Excerpt ::

Nigel Farage explains Democracy to M. Junker.
- JimmyGiro
July 17, 2014 at 6:34 pm -
I feel slightly dirty, liking a politician.
- jonseer
July 17, 2014 at 6:49 pm -
He is a courageous man, so I cannot include him among politicians, particularly the Westminster roost. While his policies appeal to my memories of Merry England, I am a convinced European and cannot imagine Europe being unravelled without a cost.
- Dioclese
July 17, 2014 at 7:22 pm -
The cost, jonseer, is around £530million a day to the British taxpayer and the sooner it is over, the better.
The great European project is not yet dead in the water, but it has turned it’s face to the wall and is coughing up blood. M.Juncker is on record as admitting to lying and ignoring referenda results. Do we really want to be part of a system led by such a despicable man? I think not. This is not democracy – this is dictatorship. Nobody voted for this creep. He should not be in the job!
- stephen lewis
July 17, 2014 at 7:52 pm -
I actually consider being part of a union as a good thing …. but when that union refuses to have its accounts audited, “persuades” through bribery and corruption and insists that countries keep voting until the answer is “yes”…. this raises serious questions about this particular union.
Looks like its time to start again afresh.
- Fat Steve
July 17, 2014 at 8:54 pm -
Whatever one’s views on Europe, UKIP , Democracy or Politicians, Farage is a star performer though the stage on which he plays couldn’t be more favourable to his act. Daniel Hannan though is the thinking Man’s Farage and worth watching on You tube if one is interested.

Task list ::
a - In the comment thread, what daily cost to the British taxpayer does Dioclese give?
b - Write out the comment thread from "The great European" to "start again afresh.".
Rely only on the comment thread to answer.

Dataset section ::
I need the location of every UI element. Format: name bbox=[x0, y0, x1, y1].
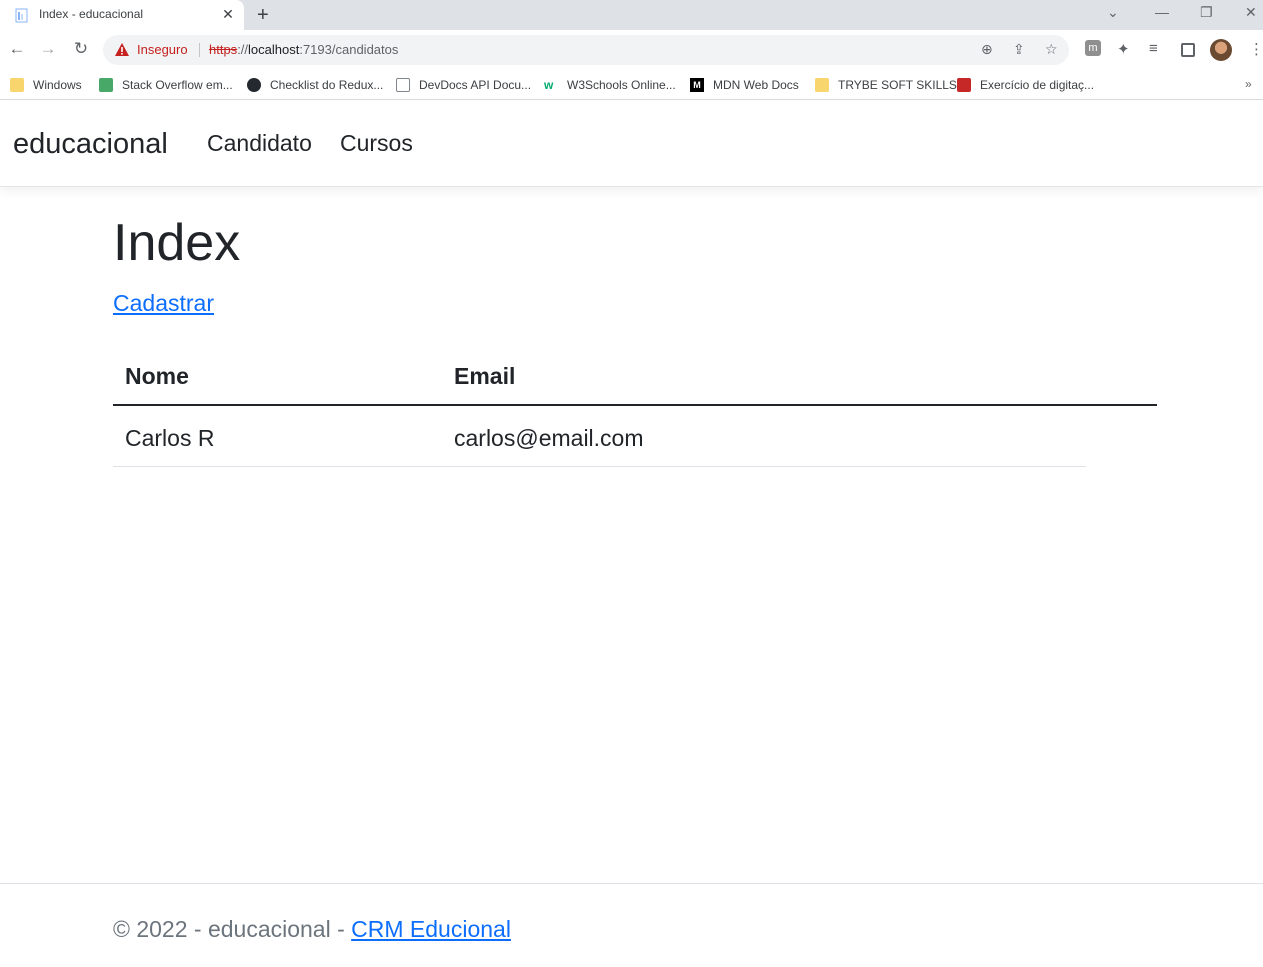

Responses by task ::
a - Around £530million a day.

b -
The great European project is not yet dead in the water, but it has turned it’s face to the wall and is coughing up blood. M.Juncker is on record as admitting to lying and ignoring referenda results. Do we really want to be part of a system led by such a despicable man? I think not. This is not democracy – this is dictatorship. Nobody voted for this creep. He should not be in the job!
- stephen lewis
July 17, 2014 at 7:52 pm -
I actually consider being part of a union as a good thing …. but when that union refuses to have its accounts audited, “persuades” through bribery and corruption and insists that countries keep voting until the answer is “yes”…. this raises serious questions about this particular union.
Looks like its time to start again afresh.